Your instructions » Your answer should be a single number: the count of lines holding the word "legend".

═══ Material ═══

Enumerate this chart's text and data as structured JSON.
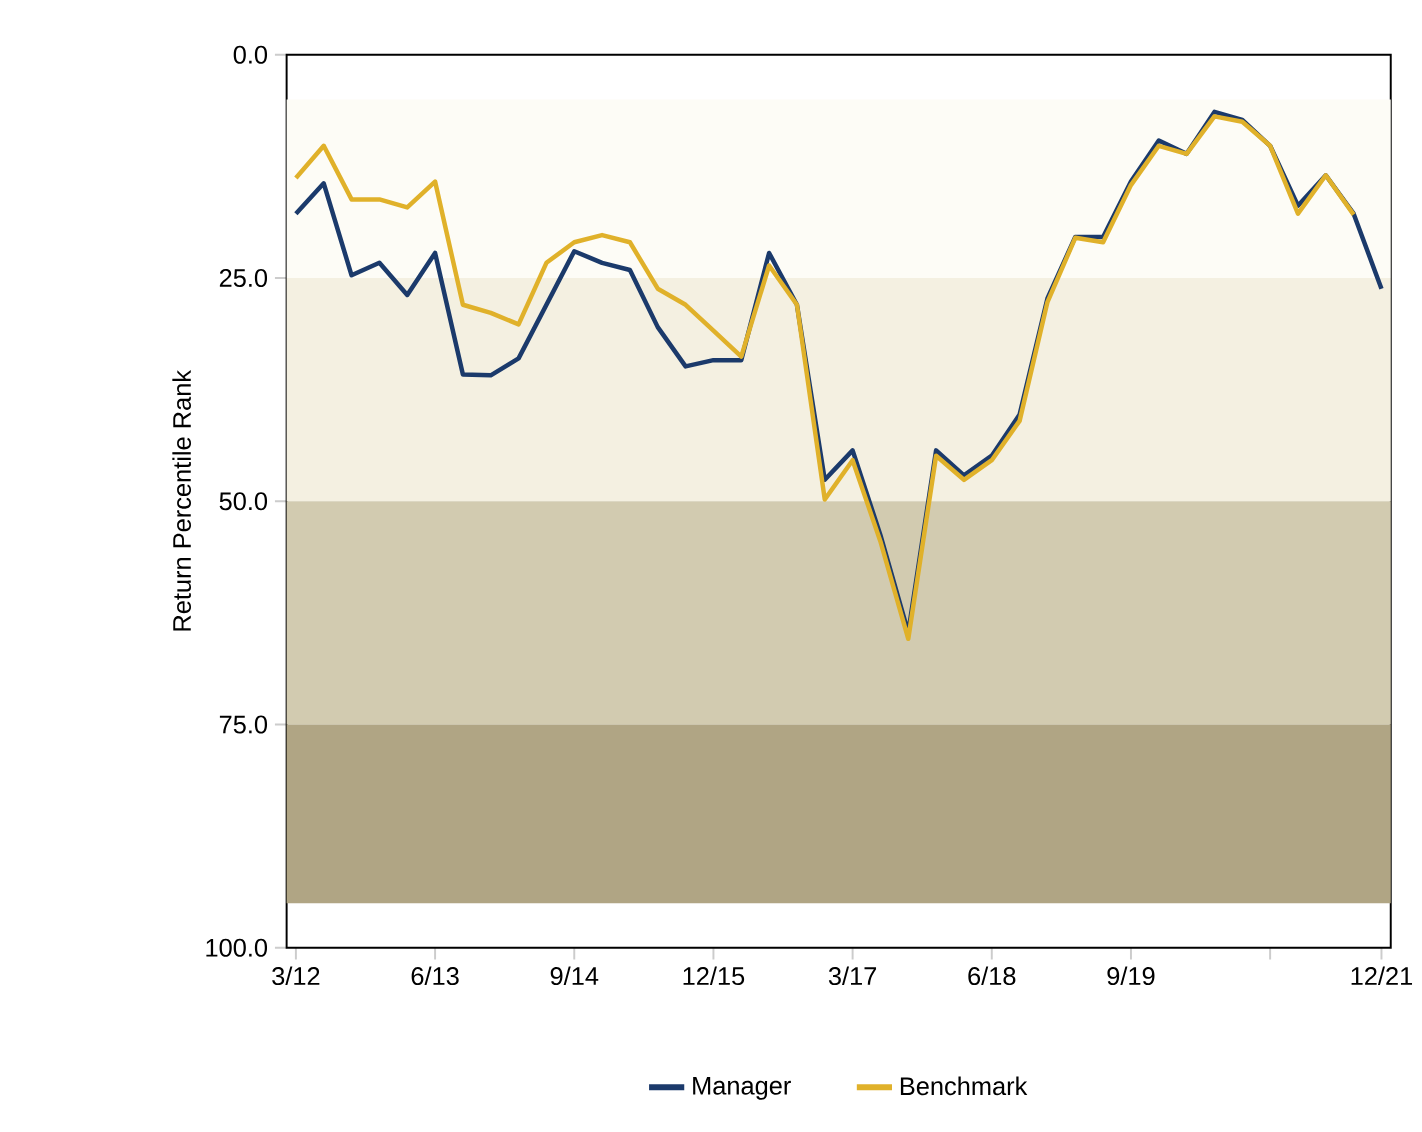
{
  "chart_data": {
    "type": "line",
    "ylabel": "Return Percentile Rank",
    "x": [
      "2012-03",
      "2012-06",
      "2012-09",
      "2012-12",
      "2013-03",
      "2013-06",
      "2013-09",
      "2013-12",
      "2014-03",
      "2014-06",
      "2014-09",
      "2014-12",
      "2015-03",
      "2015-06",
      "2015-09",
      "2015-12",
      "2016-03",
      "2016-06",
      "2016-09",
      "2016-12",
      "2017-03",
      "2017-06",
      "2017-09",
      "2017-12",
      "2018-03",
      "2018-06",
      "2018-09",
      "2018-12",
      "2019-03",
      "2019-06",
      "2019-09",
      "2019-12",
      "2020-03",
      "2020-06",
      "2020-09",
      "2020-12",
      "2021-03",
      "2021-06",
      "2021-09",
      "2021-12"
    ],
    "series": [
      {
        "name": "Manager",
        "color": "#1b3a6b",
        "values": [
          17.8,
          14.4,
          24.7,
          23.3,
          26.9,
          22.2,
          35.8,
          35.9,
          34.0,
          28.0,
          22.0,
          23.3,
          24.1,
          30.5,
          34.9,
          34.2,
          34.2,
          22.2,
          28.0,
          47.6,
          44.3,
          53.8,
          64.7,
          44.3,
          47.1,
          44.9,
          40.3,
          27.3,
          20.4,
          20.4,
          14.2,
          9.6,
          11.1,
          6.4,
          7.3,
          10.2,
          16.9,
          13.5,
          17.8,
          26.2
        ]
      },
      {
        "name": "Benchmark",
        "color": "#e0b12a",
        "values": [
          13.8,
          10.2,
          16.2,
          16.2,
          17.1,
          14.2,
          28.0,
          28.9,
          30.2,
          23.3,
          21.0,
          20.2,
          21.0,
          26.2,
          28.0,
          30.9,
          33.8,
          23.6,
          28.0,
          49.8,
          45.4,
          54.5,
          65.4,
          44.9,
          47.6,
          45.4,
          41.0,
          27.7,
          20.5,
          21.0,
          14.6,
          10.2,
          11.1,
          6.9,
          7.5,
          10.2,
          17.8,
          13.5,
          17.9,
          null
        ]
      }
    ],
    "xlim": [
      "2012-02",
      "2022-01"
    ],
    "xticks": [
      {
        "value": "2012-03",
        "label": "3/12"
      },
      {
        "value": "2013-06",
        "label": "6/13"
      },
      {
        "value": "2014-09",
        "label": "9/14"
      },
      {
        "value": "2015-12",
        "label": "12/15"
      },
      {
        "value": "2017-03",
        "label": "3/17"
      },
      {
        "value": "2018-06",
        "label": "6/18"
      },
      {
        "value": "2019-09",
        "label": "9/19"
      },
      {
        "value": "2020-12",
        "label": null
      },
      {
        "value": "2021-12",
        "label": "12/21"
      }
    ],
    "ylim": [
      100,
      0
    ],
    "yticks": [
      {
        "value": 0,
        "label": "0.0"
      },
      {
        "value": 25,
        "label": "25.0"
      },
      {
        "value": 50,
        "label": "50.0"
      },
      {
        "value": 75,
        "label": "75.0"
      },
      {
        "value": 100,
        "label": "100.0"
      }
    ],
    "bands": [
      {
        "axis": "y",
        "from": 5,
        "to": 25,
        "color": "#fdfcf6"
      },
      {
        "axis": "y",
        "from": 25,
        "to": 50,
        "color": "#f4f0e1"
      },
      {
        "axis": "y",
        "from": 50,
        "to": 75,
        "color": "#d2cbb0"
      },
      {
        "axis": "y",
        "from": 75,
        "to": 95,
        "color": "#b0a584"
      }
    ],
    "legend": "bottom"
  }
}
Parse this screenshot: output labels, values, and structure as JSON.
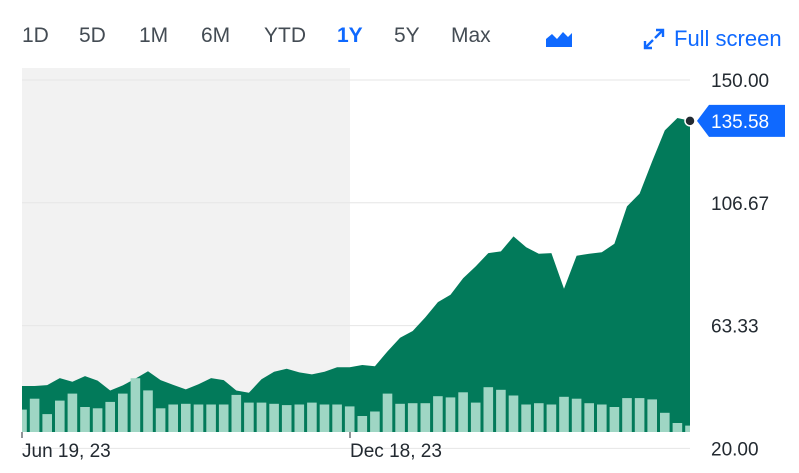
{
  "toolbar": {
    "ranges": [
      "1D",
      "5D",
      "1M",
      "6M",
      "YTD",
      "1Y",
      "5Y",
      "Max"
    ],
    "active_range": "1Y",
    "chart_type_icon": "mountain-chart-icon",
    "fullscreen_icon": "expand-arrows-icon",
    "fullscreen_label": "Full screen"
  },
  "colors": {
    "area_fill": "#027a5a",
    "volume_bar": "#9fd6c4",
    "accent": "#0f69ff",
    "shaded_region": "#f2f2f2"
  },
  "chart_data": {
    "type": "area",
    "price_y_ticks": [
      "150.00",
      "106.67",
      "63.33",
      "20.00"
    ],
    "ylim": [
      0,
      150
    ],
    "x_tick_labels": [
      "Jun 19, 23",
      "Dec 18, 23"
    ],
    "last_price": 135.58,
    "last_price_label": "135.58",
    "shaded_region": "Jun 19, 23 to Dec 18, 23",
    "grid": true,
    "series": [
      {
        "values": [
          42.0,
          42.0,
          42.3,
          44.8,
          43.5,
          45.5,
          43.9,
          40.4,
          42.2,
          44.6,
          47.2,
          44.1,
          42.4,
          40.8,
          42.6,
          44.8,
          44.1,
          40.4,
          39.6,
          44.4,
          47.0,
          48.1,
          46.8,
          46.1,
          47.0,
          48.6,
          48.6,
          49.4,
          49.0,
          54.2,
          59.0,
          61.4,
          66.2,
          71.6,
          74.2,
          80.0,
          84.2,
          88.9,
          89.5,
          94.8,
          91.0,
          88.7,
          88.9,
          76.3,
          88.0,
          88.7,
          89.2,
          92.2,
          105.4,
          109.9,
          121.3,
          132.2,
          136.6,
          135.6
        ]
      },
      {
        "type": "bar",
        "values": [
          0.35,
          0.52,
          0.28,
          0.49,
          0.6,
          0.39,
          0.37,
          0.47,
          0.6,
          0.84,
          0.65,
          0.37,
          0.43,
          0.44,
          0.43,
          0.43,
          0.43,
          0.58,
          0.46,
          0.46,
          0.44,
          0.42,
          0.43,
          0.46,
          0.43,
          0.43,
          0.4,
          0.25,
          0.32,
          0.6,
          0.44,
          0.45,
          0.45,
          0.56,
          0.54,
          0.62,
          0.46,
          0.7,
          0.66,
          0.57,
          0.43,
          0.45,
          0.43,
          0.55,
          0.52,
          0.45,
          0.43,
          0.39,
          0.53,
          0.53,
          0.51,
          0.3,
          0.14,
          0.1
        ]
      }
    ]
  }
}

═══
═══ Material ═══

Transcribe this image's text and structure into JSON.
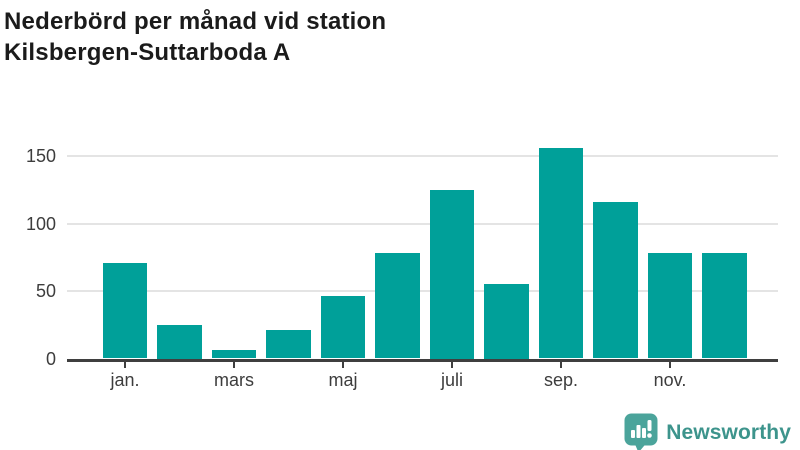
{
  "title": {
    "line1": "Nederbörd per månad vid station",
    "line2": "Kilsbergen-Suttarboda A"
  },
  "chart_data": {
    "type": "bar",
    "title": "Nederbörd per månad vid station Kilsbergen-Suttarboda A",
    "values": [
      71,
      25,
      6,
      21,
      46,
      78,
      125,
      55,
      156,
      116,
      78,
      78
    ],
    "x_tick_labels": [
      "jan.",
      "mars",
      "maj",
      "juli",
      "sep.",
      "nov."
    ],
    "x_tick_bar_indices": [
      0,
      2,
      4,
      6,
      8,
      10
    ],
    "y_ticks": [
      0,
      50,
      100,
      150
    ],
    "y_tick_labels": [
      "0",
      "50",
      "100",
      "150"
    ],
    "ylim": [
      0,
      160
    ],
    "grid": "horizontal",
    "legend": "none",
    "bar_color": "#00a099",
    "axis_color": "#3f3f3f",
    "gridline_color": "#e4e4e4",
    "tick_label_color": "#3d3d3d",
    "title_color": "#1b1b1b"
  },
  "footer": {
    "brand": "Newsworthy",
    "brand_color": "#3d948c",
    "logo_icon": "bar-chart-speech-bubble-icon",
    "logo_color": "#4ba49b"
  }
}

═══
═══ Material ═══

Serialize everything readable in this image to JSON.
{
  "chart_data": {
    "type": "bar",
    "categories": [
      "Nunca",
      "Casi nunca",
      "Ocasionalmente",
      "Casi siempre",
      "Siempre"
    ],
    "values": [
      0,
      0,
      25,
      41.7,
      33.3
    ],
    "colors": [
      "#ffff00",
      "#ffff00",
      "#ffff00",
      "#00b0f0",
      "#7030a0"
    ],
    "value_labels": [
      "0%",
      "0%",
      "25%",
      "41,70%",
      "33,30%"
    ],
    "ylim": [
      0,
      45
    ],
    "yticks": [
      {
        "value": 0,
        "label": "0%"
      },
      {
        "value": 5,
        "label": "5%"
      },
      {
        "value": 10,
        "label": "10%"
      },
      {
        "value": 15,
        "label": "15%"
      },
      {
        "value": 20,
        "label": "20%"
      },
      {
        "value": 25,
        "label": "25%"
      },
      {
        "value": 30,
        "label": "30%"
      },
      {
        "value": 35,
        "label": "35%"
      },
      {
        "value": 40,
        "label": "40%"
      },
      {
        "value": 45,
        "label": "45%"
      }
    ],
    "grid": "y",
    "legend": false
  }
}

═══

In response » 3